* [SHORT PROBLEM] Select, from the data, each line where "text" occurs.

## START

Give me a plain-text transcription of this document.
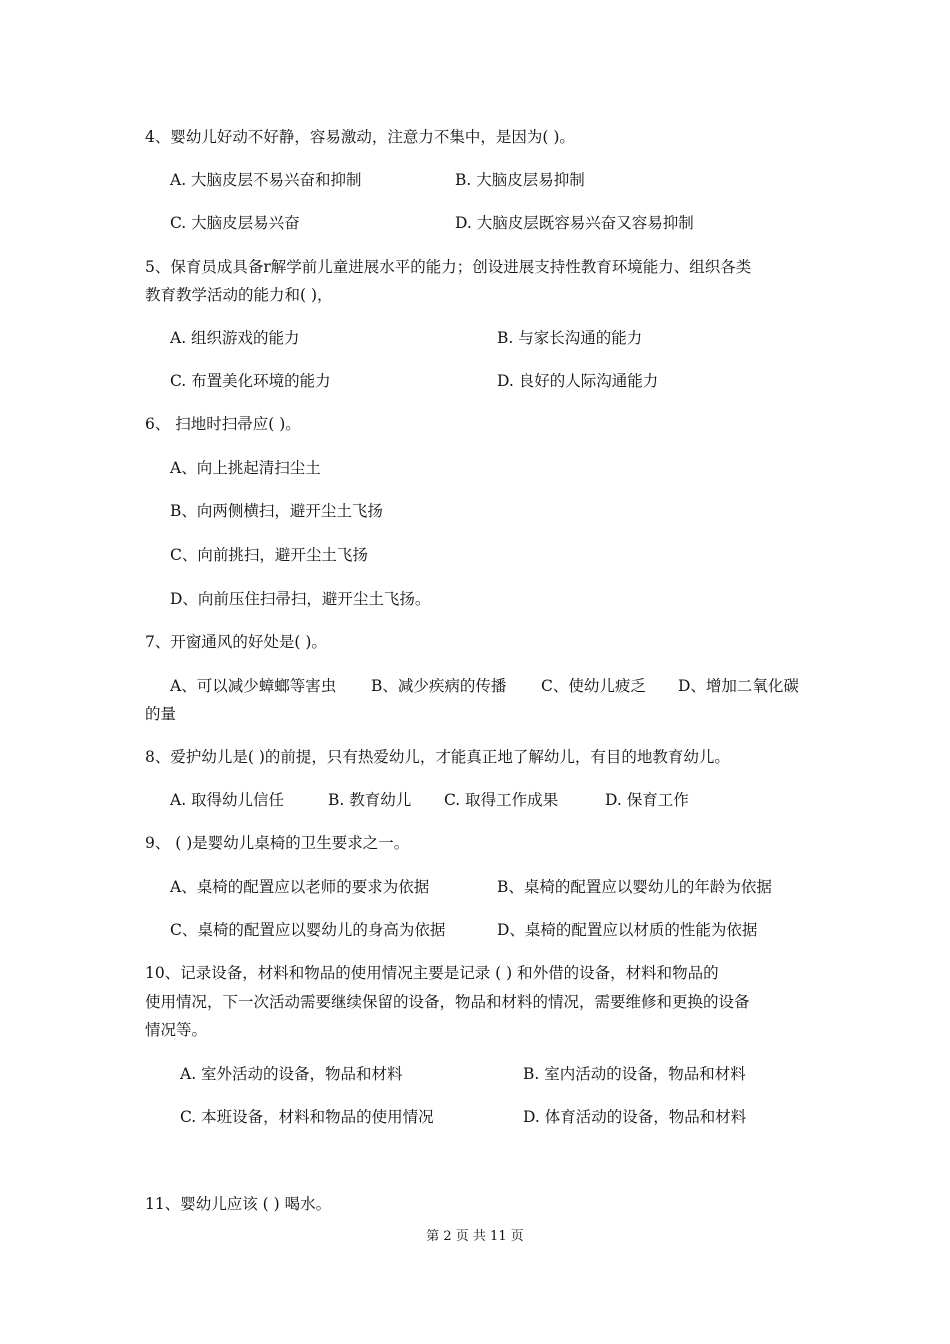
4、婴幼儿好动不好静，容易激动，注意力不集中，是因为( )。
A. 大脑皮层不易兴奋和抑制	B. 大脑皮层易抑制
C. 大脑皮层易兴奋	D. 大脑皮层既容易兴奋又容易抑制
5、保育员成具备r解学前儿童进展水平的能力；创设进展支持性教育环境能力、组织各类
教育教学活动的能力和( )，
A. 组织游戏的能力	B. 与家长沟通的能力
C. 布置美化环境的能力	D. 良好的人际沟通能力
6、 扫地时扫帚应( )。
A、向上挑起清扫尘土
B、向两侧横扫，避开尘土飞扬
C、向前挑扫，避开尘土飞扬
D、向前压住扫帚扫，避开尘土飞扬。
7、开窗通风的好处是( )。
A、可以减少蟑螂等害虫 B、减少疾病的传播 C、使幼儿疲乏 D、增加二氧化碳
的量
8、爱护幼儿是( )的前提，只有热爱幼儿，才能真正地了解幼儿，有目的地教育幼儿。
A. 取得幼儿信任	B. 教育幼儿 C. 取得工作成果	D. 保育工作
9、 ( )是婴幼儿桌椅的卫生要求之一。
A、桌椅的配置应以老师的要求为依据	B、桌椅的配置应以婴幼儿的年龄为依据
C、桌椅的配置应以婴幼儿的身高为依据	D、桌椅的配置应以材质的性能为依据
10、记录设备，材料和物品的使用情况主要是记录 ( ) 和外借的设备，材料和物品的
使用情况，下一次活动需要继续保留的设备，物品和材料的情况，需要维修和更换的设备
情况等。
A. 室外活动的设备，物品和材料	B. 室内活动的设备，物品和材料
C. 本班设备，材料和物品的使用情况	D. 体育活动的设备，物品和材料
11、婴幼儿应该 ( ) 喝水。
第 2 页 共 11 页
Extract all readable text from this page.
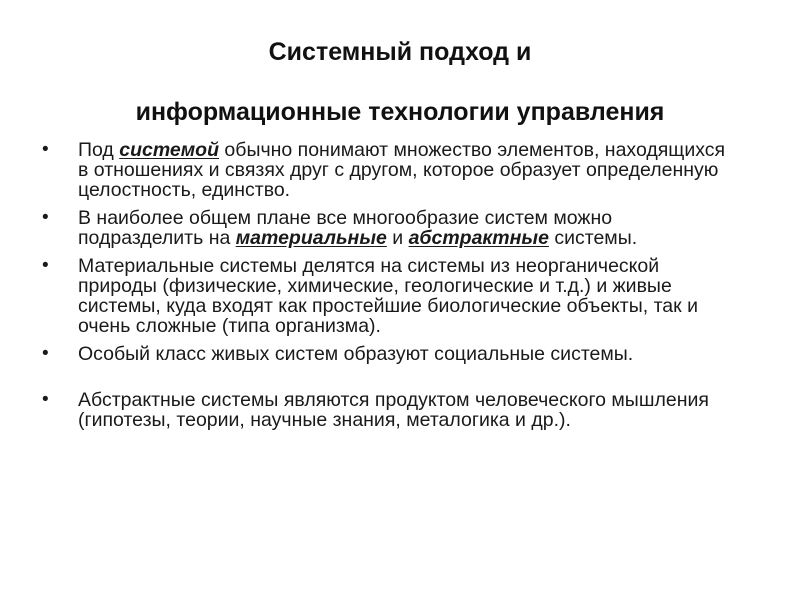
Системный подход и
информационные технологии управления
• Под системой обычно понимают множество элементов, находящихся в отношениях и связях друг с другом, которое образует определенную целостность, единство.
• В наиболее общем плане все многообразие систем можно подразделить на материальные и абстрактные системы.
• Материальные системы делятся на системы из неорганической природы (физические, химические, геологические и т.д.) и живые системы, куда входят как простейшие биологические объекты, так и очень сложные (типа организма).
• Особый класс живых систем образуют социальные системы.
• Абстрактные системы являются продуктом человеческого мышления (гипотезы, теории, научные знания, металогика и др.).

## END

* [WRITTEN REPLY]
Give me a plain-text transcription of this document.
Extract all readable text from this page.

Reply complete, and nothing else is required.